(Beginning of Provided information)

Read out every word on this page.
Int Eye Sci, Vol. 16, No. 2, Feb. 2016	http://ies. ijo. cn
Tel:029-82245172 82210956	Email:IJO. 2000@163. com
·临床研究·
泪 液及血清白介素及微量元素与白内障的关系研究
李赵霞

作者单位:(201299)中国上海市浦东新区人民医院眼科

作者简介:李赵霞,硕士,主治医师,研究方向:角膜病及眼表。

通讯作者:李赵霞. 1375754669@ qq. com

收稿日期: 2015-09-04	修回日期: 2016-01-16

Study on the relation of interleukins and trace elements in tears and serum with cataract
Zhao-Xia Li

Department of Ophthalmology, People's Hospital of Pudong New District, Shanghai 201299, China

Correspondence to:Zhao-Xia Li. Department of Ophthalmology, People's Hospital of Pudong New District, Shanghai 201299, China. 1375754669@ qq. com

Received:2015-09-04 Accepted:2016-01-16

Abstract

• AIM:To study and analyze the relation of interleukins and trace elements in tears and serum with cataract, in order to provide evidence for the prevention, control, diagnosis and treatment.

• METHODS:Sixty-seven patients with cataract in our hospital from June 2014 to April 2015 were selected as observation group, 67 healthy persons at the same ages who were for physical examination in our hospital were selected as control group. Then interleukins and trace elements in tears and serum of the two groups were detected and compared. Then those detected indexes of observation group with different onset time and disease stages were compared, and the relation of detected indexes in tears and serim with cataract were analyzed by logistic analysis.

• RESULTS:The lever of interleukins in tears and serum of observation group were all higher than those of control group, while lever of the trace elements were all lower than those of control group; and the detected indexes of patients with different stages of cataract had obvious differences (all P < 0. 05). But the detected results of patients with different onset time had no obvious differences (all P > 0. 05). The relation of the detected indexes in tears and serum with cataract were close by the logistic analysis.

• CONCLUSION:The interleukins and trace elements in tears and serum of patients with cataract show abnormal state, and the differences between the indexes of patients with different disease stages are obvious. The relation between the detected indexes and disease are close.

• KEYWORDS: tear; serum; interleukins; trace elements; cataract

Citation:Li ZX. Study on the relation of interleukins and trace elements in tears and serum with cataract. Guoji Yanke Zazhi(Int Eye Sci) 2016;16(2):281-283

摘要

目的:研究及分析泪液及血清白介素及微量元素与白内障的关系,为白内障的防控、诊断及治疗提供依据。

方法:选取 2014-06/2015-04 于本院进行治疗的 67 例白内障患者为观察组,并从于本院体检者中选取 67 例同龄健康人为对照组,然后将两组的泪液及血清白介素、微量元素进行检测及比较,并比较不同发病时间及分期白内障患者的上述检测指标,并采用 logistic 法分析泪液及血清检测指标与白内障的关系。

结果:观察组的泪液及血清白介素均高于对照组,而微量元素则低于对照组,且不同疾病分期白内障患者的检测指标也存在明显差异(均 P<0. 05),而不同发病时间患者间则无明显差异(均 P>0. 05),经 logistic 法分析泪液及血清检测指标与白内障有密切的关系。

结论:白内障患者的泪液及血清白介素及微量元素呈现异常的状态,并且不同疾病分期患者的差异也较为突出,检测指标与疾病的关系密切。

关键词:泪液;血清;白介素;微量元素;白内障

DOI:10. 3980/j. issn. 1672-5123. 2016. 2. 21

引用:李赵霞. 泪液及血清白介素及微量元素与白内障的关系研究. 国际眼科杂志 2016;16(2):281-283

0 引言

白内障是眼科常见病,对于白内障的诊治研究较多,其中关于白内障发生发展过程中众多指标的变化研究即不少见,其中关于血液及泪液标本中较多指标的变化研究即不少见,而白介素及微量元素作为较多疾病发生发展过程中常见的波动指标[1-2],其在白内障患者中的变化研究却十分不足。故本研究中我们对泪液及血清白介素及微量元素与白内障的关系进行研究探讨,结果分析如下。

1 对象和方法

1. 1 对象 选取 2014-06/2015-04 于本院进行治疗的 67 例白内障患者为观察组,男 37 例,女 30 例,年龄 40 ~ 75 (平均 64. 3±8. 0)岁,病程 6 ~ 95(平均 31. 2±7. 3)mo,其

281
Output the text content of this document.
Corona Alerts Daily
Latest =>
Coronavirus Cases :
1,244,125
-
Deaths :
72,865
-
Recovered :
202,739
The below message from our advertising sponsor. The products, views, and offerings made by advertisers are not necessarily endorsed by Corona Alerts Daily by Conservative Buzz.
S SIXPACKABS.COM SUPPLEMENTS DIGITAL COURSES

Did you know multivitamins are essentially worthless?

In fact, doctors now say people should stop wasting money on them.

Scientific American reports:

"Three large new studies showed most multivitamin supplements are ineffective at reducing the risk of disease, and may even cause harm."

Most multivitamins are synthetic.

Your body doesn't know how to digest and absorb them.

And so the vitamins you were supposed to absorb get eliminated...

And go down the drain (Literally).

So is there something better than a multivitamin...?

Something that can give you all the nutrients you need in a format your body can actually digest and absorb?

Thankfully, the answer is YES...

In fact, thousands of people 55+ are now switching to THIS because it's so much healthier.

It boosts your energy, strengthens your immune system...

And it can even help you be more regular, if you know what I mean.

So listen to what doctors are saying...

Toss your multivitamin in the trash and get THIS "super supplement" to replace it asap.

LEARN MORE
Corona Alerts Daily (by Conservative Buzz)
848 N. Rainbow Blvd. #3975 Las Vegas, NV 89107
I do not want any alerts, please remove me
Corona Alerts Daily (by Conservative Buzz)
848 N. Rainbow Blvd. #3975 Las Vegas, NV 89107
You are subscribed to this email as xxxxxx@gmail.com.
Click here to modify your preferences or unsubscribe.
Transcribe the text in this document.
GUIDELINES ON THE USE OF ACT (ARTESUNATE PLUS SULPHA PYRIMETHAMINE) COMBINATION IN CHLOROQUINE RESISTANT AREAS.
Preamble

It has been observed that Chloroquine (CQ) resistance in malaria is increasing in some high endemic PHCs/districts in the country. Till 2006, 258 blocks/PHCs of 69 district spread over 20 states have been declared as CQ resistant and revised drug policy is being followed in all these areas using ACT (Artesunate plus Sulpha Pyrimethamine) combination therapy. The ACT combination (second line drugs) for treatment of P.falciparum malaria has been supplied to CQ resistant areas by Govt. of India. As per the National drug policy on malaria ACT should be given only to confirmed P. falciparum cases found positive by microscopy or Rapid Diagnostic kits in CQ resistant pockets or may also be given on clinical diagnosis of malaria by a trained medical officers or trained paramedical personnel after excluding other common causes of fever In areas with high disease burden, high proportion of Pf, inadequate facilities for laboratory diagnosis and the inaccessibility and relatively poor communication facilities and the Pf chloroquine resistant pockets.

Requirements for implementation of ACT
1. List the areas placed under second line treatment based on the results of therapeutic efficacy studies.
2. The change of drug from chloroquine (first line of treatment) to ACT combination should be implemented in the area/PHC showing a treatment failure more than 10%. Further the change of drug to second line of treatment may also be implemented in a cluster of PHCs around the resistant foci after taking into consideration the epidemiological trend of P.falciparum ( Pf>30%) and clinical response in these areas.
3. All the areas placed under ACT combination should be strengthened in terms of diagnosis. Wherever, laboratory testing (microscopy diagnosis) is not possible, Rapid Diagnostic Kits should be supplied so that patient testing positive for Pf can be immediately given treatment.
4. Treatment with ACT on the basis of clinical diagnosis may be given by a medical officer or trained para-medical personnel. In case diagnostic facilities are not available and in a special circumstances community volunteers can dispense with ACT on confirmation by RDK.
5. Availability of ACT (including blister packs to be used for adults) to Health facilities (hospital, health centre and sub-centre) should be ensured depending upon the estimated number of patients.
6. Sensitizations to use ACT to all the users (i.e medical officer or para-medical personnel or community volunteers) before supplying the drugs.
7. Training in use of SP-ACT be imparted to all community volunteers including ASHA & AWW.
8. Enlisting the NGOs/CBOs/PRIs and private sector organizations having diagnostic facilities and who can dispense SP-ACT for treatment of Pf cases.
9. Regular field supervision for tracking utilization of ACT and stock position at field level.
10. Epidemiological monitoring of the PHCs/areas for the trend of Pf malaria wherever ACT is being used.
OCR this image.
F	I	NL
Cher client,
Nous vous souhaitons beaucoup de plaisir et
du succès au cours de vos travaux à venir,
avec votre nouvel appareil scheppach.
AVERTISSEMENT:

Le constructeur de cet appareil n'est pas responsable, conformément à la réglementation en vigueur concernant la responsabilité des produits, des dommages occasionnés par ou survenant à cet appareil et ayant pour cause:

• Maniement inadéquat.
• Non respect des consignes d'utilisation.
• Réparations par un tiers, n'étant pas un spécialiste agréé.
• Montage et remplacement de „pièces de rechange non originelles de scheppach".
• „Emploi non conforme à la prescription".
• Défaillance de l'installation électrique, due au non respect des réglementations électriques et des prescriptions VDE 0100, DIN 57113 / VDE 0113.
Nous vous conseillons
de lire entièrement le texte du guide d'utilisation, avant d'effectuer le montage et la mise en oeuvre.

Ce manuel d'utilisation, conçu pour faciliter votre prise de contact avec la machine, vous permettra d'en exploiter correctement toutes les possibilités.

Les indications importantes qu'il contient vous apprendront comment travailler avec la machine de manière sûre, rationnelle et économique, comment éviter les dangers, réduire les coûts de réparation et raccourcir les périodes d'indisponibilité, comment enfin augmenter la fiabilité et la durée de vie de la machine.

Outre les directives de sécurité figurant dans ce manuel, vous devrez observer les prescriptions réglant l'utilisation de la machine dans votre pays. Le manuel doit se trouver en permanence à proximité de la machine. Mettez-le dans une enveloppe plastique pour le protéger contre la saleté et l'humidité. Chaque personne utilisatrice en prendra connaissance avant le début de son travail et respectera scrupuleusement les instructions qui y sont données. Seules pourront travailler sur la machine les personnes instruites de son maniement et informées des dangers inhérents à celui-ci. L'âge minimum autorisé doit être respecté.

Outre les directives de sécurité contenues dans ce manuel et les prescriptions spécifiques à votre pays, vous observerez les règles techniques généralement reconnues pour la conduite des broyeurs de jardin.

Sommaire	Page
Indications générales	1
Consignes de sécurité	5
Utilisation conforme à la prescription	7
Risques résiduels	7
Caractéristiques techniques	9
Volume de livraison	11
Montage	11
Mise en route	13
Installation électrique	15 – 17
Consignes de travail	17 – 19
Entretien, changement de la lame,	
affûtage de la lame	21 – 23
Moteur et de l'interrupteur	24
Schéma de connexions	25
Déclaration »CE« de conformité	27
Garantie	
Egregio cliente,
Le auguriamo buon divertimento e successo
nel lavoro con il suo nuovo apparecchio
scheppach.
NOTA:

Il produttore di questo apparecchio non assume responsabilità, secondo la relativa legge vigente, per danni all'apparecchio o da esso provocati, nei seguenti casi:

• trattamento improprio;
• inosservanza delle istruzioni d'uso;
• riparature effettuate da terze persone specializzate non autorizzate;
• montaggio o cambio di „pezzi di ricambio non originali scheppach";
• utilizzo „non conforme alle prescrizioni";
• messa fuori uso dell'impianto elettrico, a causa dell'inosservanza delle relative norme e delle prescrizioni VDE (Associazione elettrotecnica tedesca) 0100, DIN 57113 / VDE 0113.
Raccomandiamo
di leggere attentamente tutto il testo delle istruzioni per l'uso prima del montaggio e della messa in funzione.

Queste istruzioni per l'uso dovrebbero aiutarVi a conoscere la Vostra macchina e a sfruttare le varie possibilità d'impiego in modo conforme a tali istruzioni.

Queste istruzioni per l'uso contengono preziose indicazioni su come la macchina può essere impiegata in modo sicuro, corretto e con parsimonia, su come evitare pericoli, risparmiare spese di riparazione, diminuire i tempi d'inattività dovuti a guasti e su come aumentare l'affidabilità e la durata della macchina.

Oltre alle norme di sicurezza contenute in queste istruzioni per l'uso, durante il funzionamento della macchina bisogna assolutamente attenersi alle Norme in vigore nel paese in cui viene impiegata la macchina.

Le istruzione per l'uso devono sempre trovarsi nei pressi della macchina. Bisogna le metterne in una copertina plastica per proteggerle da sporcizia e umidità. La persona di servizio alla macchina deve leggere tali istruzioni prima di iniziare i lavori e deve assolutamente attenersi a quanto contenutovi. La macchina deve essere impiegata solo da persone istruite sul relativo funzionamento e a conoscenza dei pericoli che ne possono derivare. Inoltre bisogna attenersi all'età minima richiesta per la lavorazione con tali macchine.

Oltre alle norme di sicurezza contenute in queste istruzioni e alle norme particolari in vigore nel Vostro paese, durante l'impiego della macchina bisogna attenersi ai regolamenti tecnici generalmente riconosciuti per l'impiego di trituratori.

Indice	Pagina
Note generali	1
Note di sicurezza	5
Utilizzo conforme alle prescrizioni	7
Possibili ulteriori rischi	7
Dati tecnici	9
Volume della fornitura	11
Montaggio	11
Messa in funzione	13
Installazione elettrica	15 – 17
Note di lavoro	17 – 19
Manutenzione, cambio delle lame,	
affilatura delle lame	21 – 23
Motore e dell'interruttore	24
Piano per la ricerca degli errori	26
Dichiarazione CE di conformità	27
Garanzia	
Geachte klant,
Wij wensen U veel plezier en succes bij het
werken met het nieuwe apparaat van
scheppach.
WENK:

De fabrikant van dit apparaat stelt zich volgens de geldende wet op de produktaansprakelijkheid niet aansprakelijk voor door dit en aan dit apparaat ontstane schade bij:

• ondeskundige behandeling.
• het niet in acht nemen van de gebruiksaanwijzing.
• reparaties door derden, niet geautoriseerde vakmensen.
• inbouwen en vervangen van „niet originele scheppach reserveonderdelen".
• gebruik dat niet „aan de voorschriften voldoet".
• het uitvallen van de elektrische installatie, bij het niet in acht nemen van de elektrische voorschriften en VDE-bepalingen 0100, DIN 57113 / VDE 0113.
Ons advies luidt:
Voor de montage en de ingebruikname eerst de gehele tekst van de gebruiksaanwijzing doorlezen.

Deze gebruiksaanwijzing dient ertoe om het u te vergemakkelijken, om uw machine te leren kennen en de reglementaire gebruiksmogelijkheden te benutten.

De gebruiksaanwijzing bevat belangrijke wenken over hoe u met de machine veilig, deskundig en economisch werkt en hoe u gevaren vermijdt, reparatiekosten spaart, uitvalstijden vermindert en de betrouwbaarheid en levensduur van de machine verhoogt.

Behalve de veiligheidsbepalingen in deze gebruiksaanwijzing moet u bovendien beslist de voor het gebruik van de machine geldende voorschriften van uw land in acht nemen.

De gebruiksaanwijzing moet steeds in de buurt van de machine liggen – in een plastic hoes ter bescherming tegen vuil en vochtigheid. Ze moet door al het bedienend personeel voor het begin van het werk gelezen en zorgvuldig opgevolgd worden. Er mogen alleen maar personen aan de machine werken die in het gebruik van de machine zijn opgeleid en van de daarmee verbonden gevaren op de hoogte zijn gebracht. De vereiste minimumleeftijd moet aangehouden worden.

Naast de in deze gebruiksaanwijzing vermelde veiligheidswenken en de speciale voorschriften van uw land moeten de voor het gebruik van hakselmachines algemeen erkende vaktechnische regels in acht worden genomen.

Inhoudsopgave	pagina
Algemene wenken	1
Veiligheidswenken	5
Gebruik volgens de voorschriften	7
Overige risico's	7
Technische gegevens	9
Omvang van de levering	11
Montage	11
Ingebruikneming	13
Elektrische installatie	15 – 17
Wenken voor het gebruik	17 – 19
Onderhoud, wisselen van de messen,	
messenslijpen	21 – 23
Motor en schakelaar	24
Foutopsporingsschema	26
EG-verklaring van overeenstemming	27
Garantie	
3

(End of Provided information)

-- Task objective --
Your answer should consist of the lines above that hold the word "Zhao", copied exactly.

-- Answer box --
Zhao-Xia Li
Correspondence to:Zhao-Xia Li. Department of Ophthalmology, People's Hospital of Pudong New District, Shanghai 201299, China. 1375754669@ qq. com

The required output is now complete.